## What you have to do
Transcribe the records below exactly.

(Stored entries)
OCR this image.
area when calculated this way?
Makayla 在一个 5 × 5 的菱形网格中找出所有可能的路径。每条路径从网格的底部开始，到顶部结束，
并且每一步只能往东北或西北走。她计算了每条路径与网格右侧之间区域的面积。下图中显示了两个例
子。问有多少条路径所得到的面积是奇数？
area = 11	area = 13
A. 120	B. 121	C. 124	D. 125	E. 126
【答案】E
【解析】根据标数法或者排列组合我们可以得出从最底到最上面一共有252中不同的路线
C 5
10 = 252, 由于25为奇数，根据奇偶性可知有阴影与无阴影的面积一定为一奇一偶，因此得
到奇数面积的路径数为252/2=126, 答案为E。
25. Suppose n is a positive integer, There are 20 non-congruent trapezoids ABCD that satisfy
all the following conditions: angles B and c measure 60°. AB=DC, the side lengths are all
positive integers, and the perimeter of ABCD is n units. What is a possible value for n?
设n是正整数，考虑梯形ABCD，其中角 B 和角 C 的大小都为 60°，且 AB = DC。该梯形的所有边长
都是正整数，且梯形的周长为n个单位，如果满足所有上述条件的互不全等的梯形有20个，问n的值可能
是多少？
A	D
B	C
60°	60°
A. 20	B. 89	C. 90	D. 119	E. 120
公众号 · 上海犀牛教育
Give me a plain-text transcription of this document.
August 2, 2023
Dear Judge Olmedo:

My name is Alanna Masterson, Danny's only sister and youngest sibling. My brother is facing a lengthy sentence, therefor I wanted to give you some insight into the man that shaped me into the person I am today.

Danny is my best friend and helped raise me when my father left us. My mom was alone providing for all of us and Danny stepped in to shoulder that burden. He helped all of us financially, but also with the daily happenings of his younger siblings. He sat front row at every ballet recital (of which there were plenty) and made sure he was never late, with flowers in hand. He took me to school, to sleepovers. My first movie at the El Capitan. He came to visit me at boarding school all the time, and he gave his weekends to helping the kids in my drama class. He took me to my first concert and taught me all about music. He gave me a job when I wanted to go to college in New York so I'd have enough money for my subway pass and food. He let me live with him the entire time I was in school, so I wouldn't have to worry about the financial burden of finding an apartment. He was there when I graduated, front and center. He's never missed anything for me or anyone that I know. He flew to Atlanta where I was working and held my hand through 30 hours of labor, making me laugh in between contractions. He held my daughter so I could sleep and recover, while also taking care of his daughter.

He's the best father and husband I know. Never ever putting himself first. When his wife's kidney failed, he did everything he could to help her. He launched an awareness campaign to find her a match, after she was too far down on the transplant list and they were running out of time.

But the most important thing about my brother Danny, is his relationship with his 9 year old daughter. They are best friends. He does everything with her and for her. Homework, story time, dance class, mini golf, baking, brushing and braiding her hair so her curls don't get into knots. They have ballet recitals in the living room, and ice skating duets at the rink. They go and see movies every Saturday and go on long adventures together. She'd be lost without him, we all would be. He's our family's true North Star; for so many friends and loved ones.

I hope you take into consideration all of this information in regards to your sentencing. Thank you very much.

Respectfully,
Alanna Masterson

## Output of the task
OCR this image.
area when calculated this way?
Makayla 在一个 5 × 5 的菱形网格中找出所有可能的路径。每条路径从网格的底部开始，到顶部结束，
并且每一步只能往东北或西北走。她计算了每条路径与网格右侧之间区域的面积。下图中显示了两个例
子。问有多少条路径所得到的面积是奇数？
area = 11	area = 13
A. 120	B. 121	C. 124	D. 125	E. 126
【答案】E
【解析】根据标数法或者排列组合我们可以得出从最底到最上面一共有252中不同的路线
C 5
10 = 252, 由于25为奇数，根据奇偶性可知有阴影与无阴影的面积一定为一奇一偶，因此得
到奇数面积的路径数为252/2=126, 答案为E。
25. Suppose n is a positive integer, There are 20 non-congruent trapezoids ABCD that satisfy
all the following conditions: angles B and c measure 60°. AB=DC, the side lengths are all
positive integers, and the perimeter of ABCD is n units. What is a possible value for n?
设n是正整数，考虑梯形ABCD，其中角 B 和角 C 的大小都为 60°，且 AB = DC。该梯形的所有边长
都是正整数，且梯形的周长为n个单位，如果满足所有上述条件的互不全等的梯形有20个，问n的值可能
是多少？
A	D
B	C
60°	60°
A. 20	B. 89	C. 90	D. 119	E. 120
公众号 · 上海犀牛教育
Give me a plain-text transcription of this document.
August 2, 2023
Dear Judge Olmedo:

My name is Alanna Masterson, Danny's only sister and youngest sibling. My brother is facing a lengthy sentence, therefor I wanted to give you some insight into the man that shaped me into the person I am today.

Danny is my best friend and helped raise me when my father left us. My mom was alone providing for all of us and Danny stepped in to shoulder that burden. He helped all of us financially, but also with the daily happenings of his younger siblings. He sat front row at every ballet recital (of which there were plenty) and made sure he was never late, with flowers in hand. He took me to school, to sleepovers. My first movie at the El Capitan. He came to visit me at boarding school all the time, and he gave his weekends to helping the kids in my drama class. He took me to my first concert and taught me all about music. He gave me a job when I wanted to go to college in New York so I'd have enough money for my subway pass and food. He let me live with him the entire time I was in school, so I wouldn't have to worry about the financial burden of finding an apartment. He was there when I graduated, front and center. He's never missed anything for me or anyone that I know. He flew to Atlanta where I was working and held my hand through 30 hours of labor, making me laugh in between contractions. He held my daughter so I could sleep and recover, while also taking care of his daughter.

He's the best father and husband I know. Never ever putting himself first. When his wife's kidney failed, he did everything he could to help her. He launched an awareness campaign to find her a match, after she was too far down on the transplant list and they were running out of time.

But the most important thing about my brother Danny, is his relationship with his 9 year old daughter. They are best friends. He does everything with her and for her. Homework, story time, dance class, mini golf, baking, brushing and braiding her hair so her curls don't get into knots. They have ballet recitals in the living room, and ice skating duets at the rink. They go and see movies every Saturday and go on long adventures together. She'd be lost without him, we all would be. He's our family's true North Star; for so many friends and loved ones.

I hope you take into consideration all of this information in regards to your sentencing. Thank you very much.

Respectfully,
Alanna Masterson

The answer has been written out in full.